§ WHAT YOU ARE ASKED TO DO
Do not carry the pictures over; copy every other part of the entries exactly.

§ Collected data entries
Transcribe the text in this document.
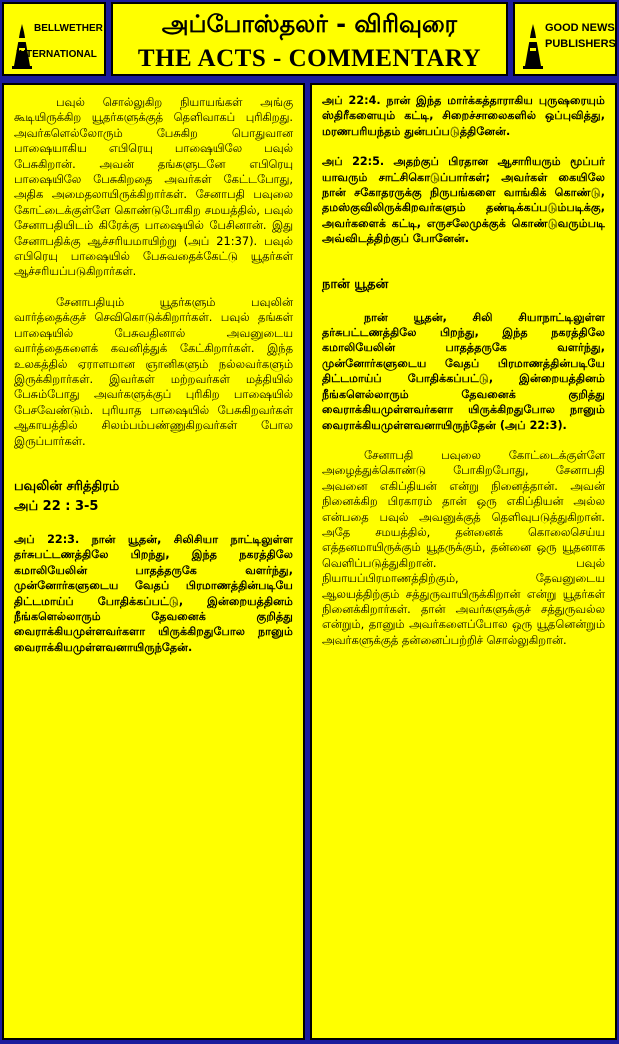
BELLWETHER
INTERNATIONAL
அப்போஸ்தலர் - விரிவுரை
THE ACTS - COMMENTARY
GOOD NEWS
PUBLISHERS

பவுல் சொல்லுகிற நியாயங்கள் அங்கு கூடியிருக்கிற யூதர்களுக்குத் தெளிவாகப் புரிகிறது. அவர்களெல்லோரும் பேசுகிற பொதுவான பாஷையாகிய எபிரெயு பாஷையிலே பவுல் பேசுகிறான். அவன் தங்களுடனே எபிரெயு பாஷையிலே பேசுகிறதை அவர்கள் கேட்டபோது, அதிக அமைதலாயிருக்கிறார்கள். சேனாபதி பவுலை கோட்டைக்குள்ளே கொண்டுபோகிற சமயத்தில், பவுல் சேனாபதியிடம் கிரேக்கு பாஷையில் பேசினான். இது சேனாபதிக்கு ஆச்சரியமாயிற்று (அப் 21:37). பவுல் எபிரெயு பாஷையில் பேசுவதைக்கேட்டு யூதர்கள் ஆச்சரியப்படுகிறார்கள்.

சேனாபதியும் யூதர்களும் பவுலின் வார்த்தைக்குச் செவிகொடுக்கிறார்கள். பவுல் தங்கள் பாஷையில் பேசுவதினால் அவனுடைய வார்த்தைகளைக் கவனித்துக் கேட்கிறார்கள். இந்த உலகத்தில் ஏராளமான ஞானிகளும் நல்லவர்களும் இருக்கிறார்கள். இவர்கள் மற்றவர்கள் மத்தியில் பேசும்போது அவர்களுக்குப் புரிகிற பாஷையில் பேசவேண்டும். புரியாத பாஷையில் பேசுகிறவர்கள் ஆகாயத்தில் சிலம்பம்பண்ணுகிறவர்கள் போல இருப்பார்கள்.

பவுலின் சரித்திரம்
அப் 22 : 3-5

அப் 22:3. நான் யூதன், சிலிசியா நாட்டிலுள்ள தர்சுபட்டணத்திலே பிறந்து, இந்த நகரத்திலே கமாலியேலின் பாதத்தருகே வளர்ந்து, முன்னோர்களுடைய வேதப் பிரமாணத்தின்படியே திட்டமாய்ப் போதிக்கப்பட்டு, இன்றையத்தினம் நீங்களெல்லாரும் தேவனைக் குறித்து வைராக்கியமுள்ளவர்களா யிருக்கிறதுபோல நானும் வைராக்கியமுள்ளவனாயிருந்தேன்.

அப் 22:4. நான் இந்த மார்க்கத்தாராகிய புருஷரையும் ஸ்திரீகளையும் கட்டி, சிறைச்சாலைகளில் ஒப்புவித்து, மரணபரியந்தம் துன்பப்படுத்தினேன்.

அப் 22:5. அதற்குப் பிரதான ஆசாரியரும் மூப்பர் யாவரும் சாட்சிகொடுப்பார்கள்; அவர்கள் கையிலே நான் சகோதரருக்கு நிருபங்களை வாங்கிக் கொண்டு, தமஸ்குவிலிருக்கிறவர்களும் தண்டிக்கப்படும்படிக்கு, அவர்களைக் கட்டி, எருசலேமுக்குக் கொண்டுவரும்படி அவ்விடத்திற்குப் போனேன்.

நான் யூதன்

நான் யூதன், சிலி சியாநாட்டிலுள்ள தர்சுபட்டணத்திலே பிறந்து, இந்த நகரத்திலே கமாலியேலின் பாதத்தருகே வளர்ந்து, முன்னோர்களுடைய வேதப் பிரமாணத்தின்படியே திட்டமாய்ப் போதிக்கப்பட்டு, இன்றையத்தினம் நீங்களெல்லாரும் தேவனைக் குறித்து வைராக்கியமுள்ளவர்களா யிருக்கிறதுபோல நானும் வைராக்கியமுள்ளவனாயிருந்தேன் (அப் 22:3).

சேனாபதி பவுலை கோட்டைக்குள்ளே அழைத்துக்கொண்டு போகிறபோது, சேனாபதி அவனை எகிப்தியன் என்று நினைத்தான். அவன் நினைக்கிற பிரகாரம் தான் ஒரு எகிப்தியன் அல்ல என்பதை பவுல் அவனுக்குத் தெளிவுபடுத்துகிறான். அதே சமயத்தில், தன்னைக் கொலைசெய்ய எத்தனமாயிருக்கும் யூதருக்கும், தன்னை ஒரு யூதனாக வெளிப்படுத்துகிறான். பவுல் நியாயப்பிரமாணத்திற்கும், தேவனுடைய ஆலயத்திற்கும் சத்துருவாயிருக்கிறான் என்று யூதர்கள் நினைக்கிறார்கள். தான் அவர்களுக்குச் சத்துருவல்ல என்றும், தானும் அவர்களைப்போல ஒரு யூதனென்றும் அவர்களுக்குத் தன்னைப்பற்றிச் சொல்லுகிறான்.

§ RESULT FOR THIS EXERCISE
Transcribe the text in this document.
BELLWETHER
INTERNATIONAL
அப்போஸ்தலர் - விரிவுரை
THE ACTS - COMMENTARY
GOOD NEWS
PUBLISHERS

பவுல் சொல்லுகிற நியாயங்கள் அங்கு கூடியிருக்கிற யூதர்களுக்குத் தெளிவாகப் புரிகிறது. அவர்களெல்லோரும் பேசுகிற பொதுவான பாஷையாகிய எபிரெயு பாஷையிலே பவுல் பேசுகிறான். அவன் தங்களுடனே எபிரெயு பாஷையிலே பேசுகிறதை அவர்கள் கேட்டபோது, அதிக அமைதலாயிருக்கிறார்கள். சேனாபதி பவுலை கோட்டைக்குள்ளே கொண்டுபோகிற சமயத்தில், பவுல் சேனாபதியிடம் கிரேக்கு பாஷையில் பேசினான். இது சேனாபதிக்கு ஆச்சரியமாயிற்று (அப் 21:37). பவுல் எபிரெயு பாஷையில் பேசுவதைக்கேட்டு யூதர்கள் ஆச்சரியப்படுகிறார்கள்.

சேனாபதியும் யூதர்களும் பவுலின் வார்த்தைக்குச் செவிகொடுக்கிறார்கள். பவுல் தங்கள் பாஷையில் பேசுவதினால் அவனுடைய வார்த்தைகளைக் கவனித்துக் கேட்கிறார்கள். இந்த உலகத்தில் ஏராளமான ஞானிகளும் நல்லவர்களும் இருக்கிறார்கள். இவர்கள் மற்றவர்கள் மத்தியில் பேசும்போது அவர்களுக்குப் புரிகிற பாஷையில் பேசவேண்டும். புரியாத பாஷையில் பேசுகிறவர்கள் ஆகாயத்தில் சிலம்பம்பண்ணுகிறவர்கள் போல இருப்பார்கள்.

பவுலின் சரித்திரம்
அப் 22 : 3-5

அப் 22:3. நான் யூதன், சிலிசியா நாட்டிலுள்ள தர்சுபட்டணத்திலே பிறந்து, இந்த நகரத்திலே கமாலியேலின் பாதத்தருகே வளர்ந்து, முன்னோர்களுடைய வேதப் பிரமாணத்தின்படியே திட்டமாய்ப் போதிக்கப்பட்டு, இன்றையத்தினம் நீங்களெல்லாரும் தேவனைக் குறித்து வைராக்கியமுள்ளவர்களா யிருக்கிறதுபோல நானும் வைராக்கியமுள்ளவனாயிருந்தேன்.

அப் 22:4. நான் இந்த மார்க்கத்தாராகிய புருஷரையும் ஸ்திரீகளையும் கட்டி, சிறைச்சாலைகளில் ஒப்புவித்து, மரணபரியந்தம் துன்பப்படுத்தினேன்.

அப் 22:5. அதற்குப் பிரதான ஆசாரியரும் மூப்பர் யாவரும் சாட்சிகொடுப்பார்கள்; அவர்கள் கையிலே நான் சகோதரருக்கு நிருபங்களை வாங்கிக் கொண்டு, தமஸ்குவிலிருக்கிறவர்களும் தண்டிக்கப்படும்படிக்கு, அவர்களைக் கட்டி, எருசலேமுக்குக் கொண்டுவரும்படி அவ்விடத்திற்குப் போனேன்.

நான் யூதன்

நான் யூதன், சிலி சியாநாட்டிலுள்ள தர்சுபட்டணத்திலே பிறந்து, இந்த நகரத்திலே கமாலியேலின் பாதத்தருகே வளர்ந்து, முன்னோர்களுடைய வேதப் பிரமாணத்தின்படியே திட்டமாய்ப் போதிக்கப்பட்டு, இன்றையத்தினம் நீங்களெல்லாரும் தேவனைக் குறித்து வைராக்கியமுள்ளவர்களா யிருக்கிறதுபோல நானும் வைராக்கியமுள்ளவனாயிருந்தேன் (அப் 22:3).

சேனாபதி பவுலை கோட்டைக்குள்ளே அழைத்துக்கொண்டு போகிறபோது, சேனாபதி அவனை எகிப்தியன் என்று நினைத்தான். அவன் நினைக்கிற பிரகாரம் தான் ஒரு எகிப்தியன் அல்ல என்பதை பவுல் அவனுக்குத் தெளிவுபடுத்துகிறான். அதே சமயத்தில், தன்னைக் கொலைசெய்ய எத்தனமாயிருக்கும் யூதருக்கும், தன்னை ஒரு யூதனாக வெளிப்படுத்துகிறான். பவுல் நியாயப்பிரமாணத்திற்கும், தேவனுடைய ஆலயத்திற்கும் சத்துருவாயிருக்கிறான் என்று யூதர்கள் நினைக்கிறார்கள். தான் அவர்களுக்குச் சத்துருவல்ல என்றும், தானும் அவர்களைப்போல ஒரு யூதனென்றும் அவர்களுக்குத் தன்னைப்பற்றிச் சொல்லுகிறான்.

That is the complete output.